CHALLENGES:
1 > From the EUniverse article below, output the passage from "The board accuses" up to and including "advertising and memberships.".
2 > In the EUniverse article below, what is the dollar value of the private equity deal that the board says Greenspan tried to torpedo?

SOURCE:
--- Begin ---
The board accuses the 30-year-old Greenspan of employing “empty rhetoric” and “petty personal attacks” in order to seize control of the Los Angeles-based company for personal financial gain and self-aggrandizement. It notes that the trading suspension and a huge restatement of financial results going back to 2002 occurred on his watch.

The incumbents further charge that he tried to torpedo an $8-million private equity deal that they deem crucial to the survival of the company, which runs a collection of game and entertainment websites, earning revenue from advertising and memberships.

Greenspan has fired back in kind. His shareholder letters accuse the officers and directors of conflicts of interest, self-dealing and mudslinging. (“THERE THEY GO AGAIN! DO NOT BE MISLED BY INCUMBENT MANAGEMENT’S CONTINUING MISSTATEMENTS, OMISSIONS AND MANIPULATION OF THE FACTS IN THEIR EFFORTS TO DIVERT YOUR ATTENTION FROM THE REAL ISSUES.”)

Greenspan’s core charge is that the board colluded with a private venture firm to seize control of EUniverse from the holders of its common shares, of which he owns the largest block. As for its financial problems in the last year, he acknowledges that he was chairman and chief executive during much of that period. But he says he had left day-to-day operations in the hands of some of the same people now sniping at him from the opposite trench, including President Brett Brewer, 31, a board member and his former UCLA classmate.
--- End ---
Spatial layout data:
--- Begin ---
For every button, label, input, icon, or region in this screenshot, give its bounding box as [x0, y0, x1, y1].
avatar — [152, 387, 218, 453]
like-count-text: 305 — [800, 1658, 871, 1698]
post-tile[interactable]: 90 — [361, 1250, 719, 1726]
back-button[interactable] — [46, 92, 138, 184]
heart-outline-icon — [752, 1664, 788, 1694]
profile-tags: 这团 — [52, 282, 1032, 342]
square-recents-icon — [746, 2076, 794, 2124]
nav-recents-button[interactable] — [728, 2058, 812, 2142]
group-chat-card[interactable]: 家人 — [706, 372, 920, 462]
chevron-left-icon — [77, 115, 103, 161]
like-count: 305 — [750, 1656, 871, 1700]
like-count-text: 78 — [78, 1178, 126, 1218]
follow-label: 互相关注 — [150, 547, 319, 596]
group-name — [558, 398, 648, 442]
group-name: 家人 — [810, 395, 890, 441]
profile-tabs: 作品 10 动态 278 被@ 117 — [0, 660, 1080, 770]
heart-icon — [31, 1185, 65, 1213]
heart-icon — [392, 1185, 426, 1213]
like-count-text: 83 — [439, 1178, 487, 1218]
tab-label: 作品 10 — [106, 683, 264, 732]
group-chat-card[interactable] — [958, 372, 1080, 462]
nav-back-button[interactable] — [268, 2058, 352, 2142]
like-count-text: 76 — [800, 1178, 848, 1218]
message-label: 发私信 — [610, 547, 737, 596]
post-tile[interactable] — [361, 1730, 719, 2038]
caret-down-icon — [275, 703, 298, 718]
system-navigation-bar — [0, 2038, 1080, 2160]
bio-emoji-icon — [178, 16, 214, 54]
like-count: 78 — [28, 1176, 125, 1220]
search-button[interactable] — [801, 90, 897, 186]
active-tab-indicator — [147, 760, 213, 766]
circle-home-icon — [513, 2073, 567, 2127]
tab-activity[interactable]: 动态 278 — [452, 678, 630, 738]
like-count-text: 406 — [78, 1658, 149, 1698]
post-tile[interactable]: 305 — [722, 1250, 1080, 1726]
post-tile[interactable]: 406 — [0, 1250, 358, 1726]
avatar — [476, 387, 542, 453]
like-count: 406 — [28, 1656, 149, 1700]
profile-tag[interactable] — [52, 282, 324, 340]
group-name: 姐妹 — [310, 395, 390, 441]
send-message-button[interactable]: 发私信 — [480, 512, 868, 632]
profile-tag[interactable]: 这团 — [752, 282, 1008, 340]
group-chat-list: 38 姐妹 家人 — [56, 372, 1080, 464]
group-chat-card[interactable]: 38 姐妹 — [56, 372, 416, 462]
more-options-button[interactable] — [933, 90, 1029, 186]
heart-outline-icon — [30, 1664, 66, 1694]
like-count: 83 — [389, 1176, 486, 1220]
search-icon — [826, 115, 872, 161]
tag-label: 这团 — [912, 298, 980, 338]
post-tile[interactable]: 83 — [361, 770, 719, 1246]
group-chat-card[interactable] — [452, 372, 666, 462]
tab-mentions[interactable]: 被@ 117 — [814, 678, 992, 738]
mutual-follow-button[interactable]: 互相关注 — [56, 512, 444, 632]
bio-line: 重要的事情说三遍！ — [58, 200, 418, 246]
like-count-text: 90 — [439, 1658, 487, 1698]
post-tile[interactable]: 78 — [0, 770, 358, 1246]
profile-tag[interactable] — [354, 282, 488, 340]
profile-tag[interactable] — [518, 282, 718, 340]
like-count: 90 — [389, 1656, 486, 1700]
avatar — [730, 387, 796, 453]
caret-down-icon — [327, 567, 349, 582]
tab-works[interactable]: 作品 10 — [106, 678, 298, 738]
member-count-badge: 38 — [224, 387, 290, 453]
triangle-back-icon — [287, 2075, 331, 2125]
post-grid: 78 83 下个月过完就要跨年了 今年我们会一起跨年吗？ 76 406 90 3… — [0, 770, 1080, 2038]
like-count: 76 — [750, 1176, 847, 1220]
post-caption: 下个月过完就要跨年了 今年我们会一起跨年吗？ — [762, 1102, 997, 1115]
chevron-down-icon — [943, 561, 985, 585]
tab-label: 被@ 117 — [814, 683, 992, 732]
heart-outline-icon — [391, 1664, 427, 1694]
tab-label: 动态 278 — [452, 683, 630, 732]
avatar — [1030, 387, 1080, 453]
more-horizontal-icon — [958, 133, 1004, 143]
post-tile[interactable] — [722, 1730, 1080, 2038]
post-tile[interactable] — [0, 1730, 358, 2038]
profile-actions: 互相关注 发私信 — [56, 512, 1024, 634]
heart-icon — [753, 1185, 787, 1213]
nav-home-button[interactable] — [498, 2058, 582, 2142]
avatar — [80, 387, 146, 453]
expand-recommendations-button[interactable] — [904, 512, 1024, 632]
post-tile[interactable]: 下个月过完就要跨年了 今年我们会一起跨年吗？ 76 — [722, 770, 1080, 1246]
--- End ---
RESPONSES TO THE EXERCISE:
1 >
The board accuses the 30-year-old Greenspan of employing “empty rhetoric” and “petty personal attacks” in order to seize control of the Los Angeles-based company for personal financial gain and self-aggrandizement. It notes that the trading suspension and a huge restatement of financial results going back to 2002 occurred on his watch.

The incumbents further charge that he tried to torpedo an $8-million private equity deal that they deem crucial to the survival of the company, which runs a collection of game and entertainment websites, earning revenue from advertising and memberships.

2 > $8 million.